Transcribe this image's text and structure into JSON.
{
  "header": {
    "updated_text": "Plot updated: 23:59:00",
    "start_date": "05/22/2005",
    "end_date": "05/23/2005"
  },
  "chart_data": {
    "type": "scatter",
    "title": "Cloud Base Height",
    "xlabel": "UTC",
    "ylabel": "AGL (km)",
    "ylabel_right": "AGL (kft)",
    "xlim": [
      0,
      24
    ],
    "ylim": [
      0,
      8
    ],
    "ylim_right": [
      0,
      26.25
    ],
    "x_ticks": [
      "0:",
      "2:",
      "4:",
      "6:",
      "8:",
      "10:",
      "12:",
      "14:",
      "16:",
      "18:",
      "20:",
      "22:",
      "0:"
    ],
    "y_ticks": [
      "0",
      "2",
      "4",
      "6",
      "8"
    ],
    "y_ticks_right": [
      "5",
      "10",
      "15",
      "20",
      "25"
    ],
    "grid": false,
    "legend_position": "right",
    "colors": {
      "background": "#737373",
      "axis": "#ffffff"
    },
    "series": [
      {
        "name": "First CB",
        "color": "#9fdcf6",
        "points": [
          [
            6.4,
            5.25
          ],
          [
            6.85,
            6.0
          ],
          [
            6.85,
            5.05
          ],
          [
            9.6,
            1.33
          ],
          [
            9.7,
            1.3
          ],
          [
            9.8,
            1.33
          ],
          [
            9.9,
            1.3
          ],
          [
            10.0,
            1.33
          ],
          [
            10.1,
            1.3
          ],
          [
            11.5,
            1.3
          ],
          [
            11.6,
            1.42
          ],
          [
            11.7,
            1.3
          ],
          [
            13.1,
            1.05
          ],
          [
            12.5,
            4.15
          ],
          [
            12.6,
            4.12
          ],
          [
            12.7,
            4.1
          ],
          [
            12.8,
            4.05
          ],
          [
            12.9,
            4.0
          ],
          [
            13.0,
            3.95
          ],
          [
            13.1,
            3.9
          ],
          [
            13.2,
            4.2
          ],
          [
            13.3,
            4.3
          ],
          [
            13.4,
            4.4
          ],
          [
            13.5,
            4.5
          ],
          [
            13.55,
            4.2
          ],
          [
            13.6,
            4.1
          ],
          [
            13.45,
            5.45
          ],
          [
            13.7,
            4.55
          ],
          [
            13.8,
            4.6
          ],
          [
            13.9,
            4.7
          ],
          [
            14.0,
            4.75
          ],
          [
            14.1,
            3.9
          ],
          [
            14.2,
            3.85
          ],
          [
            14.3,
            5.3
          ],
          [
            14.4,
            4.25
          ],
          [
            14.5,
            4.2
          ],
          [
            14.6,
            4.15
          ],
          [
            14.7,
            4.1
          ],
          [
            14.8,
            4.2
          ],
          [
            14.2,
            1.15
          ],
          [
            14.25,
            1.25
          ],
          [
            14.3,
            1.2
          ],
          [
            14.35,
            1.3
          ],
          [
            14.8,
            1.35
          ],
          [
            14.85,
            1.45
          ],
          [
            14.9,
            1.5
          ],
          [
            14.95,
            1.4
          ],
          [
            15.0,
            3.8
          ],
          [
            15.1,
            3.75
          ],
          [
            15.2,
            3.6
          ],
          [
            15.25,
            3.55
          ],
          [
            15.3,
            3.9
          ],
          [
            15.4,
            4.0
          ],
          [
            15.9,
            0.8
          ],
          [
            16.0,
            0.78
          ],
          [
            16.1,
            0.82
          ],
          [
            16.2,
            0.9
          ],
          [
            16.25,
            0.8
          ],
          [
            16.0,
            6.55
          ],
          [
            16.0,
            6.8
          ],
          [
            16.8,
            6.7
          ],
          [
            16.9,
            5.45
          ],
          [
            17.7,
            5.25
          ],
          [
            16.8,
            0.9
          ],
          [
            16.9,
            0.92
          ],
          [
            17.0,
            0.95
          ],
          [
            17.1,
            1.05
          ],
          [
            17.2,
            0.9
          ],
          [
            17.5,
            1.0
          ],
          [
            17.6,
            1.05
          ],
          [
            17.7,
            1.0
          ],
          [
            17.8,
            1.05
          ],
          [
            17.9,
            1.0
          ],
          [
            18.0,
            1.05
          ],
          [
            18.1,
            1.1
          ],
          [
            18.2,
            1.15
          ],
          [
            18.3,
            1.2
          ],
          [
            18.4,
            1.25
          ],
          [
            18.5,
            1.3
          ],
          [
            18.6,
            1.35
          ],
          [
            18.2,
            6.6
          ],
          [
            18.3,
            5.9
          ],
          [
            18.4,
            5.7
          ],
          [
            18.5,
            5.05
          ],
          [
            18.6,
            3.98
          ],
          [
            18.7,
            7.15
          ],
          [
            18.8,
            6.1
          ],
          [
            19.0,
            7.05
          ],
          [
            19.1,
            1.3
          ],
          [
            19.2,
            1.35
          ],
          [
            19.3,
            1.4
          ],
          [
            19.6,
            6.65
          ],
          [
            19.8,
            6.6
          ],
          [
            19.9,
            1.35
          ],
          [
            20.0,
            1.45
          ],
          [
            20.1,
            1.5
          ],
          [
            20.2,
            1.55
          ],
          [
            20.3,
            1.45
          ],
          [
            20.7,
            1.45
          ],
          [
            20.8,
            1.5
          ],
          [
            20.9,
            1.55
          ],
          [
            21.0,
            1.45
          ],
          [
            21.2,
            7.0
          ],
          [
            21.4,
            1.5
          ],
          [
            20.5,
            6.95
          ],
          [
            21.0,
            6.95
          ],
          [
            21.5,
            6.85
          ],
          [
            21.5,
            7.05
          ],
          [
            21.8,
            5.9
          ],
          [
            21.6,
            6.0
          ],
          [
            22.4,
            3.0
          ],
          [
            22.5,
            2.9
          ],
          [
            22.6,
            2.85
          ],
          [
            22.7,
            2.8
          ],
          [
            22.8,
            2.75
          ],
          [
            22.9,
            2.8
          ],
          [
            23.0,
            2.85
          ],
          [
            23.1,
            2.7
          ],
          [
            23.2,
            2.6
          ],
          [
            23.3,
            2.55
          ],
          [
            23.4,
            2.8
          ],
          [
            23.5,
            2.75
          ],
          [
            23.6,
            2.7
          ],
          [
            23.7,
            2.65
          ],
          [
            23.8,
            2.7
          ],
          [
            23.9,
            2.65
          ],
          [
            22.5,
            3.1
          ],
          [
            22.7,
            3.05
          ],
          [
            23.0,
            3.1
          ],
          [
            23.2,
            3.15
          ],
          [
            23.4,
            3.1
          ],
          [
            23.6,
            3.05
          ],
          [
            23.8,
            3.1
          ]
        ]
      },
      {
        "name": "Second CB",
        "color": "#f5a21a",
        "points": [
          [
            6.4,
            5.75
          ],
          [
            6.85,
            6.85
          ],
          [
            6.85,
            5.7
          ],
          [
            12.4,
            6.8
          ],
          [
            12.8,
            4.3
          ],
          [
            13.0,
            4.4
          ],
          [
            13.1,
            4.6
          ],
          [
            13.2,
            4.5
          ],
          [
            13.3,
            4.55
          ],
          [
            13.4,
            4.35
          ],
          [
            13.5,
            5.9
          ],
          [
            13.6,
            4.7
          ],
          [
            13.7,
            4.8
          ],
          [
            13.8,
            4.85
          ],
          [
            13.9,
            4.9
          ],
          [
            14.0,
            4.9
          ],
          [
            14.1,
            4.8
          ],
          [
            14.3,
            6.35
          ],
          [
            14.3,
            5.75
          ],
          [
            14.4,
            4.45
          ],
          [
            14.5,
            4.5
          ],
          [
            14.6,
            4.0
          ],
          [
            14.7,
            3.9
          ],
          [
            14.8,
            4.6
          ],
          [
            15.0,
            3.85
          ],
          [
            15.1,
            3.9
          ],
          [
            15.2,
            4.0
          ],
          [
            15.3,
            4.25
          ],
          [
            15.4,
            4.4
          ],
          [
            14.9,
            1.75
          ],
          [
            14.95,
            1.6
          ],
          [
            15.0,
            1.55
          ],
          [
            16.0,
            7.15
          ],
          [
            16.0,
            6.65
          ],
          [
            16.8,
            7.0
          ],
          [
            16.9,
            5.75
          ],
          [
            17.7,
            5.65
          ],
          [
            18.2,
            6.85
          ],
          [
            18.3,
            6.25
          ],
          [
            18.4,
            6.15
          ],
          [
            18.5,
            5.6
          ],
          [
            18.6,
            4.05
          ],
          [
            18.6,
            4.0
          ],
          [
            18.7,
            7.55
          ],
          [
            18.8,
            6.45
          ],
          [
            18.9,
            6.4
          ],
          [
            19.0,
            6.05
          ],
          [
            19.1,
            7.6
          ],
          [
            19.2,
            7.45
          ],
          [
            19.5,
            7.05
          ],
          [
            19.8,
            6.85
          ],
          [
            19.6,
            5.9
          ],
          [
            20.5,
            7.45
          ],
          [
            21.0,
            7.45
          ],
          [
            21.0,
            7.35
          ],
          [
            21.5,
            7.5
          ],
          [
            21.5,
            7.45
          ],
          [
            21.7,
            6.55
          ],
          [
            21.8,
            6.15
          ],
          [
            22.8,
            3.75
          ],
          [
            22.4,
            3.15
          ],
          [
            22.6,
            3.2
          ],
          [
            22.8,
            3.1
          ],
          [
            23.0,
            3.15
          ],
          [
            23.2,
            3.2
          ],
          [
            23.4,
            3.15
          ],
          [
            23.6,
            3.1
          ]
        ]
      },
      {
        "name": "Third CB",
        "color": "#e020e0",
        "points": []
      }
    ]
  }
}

# # #

**Task objective:**
Identify which lines contain the word "name" and copy each one.

**Solution to the problem:**
        "name": "First CB",
        "name": "Second CB",
        "name": "Third CB",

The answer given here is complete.